## [Supplied data]
********

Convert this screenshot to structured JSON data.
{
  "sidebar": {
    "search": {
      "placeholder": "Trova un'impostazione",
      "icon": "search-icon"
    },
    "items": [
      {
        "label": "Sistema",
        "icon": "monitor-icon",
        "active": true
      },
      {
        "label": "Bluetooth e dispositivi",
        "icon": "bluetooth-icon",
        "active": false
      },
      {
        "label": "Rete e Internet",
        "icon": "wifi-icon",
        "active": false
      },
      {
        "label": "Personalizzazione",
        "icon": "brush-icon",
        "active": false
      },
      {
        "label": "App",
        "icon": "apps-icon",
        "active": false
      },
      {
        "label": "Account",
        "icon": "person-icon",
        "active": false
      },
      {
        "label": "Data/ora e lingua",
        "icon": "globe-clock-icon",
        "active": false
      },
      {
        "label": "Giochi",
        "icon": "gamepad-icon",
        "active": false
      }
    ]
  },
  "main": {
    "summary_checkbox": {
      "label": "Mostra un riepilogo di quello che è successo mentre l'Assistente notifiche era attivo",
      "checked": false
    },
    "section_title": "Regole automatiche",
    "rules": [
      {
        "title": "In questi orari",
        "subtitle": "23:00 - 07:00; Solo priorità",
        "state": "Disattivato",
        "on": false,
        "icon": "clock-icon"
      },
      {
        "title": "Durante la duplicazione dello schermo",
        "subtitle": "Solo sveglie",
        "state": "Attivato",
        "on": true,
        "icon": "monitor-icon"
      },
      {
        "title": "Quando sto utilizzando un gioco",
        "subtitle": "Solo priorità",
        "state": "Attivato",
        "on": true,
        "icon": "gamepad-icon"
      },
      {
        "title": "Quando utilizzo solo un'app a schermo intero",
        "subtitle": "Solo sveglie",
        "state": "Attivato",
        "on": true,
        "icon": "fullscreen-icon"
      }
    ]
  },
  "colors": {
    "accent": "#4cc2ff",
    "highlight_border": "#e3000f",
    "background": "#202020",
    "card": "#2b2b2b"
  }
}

********

## [Work to complete]
Copy the data above exactly. Every line must be included.

## [Result]
Convert this screenshot to structured JSON data.
{
  "sidebar": {
    "search": {
      "placeholder": "Trova un'impostazione",
      "icon": "search-icon"
    },
    "items": [
      {
        "label": "Sistema",
        "icon": "monitor-icon",
        "active": true
      },
      {
        "label": "Bluetooth e dispositivi",
        "icon": "bluetooth-icon",
        "active": false
      },
      {
        "label": "Rete e Internet",
        "icon": "wifi-icon",
        "active": false
      },
      {
        "label": "Personalizzazione",
        "icon": "brush-icon",
        "active": false
      },
      {
        "label": "App",
        "icon": "apps-icon",
        "active": false
      },
      {
        "label": "Account",
        "icon": "person-icon",
        "active": false
      },
      {
        "label": "Data/ora e lingua",
        "icon": "globe-clock-icon",
        "active": false
      },
      {
        "label": "Giochi",
        "icon": "gamepad-icon",
        "active": false
      }
    ]
  },
  "main": {
    "summary_checkbox": {
      "label": "Mostra un riepilogo di quello che è successo mentre l'Assistente notifiche era attivo",
      "checked": false
    },
    "section_title": "Regole automatiche",
    "rules": [
      {
        "title": "In questi orari",
        "subtitle": "23:00 - 07:00; Solo priorità",
        "state": "Disattivato",
        "on": false,
        "icon": "clock-icon"
      },
      {
        "title": "Durante la duplicazione dello schermo",
        "subtitle": "Solo sveglie",
        "state": "Attivato",
        "on": true,
        "icon": "monitor-icon"
      },
      {
        "title": "Quando sto utilizzando un gioco",
        "subtitle": "Solo priorità",
        "state": "Attivato",
        "on": true,
        "icon": "gamepad-icon"
      },
      {
        "title": "Quando utilizzo solo un'app a schermo intero",
        "subtitle": "Solo sveglie",
        "state": "Attivato",
        "on": true,
        "icon": "fullscreen-icon"
      }
    ]
  },
  "colors": {
    "accent": "#4cc2ff",
    "highlight_border": "#e3000f",
    "background": "#202020",
    "card": "#2b2b2b"
  }
}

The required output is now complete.